* **Listing**
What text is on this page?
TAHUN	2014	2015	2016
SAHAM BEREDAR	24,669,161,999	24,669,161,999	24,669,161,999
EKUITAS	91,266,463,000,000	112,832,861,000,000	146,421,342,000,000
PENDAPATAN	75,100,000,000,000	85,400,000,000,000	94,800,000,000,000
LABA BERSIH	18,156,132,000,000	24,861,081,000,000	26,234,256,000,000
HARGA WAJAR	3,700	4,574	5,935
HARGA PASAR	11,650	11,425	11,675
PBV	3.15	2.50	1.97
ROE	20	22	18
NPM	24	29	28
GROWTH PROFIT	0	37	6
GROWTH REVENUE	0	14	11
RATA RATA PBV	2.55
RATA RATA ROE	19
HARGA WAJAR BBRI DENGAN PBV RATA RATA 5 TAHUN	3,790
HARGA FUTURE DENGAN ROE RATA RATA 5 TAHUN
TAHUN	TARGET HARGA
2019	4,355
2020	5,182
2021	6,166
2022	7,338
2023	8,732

* **What you are asked to do**
Set down every line of the listing above again, exactly as given.

* **Completed exercise**
What text is on this page?
TAHUN	2014	2015	2016
SAHAM BEREDAR	24,669,161,999	24,669,161,999	24,669,161,999
EKUITAS	91,266,463,000,000	112,832,861,000,000	146,421,342,000,000
PENDAPATAN	75,100,000,000,000	85,400,000,000,000	94,800,000,000,000
LABA BERSIH	18,156,132,000,000	24,861,081,000,000	26,234,256,000,000
HARGA WAJAR	3,700	4,574	5,935
HARGA PASAR	11,650	11,425	11,675
PBV	3.15	2.50	1.97
ROE	20	22	18
NPM	24	29	28
GROWTH PROFIT	0	37	6
GROWTH REVENUE	0	14	11
RATA RATA PBV	2.55
RATA RATA ROE	19
HARGA WAJAR BBRI DENGAN PBV RATA RATA 5 TAHUN	3,790
HARGA FUTURE DENGAN ROE RATA RATA 5 TAHUN
TAHUN	TARGET HARGA
2019	4,355
2020	5,182
2021	6,166
2022	7,338
2023	8,732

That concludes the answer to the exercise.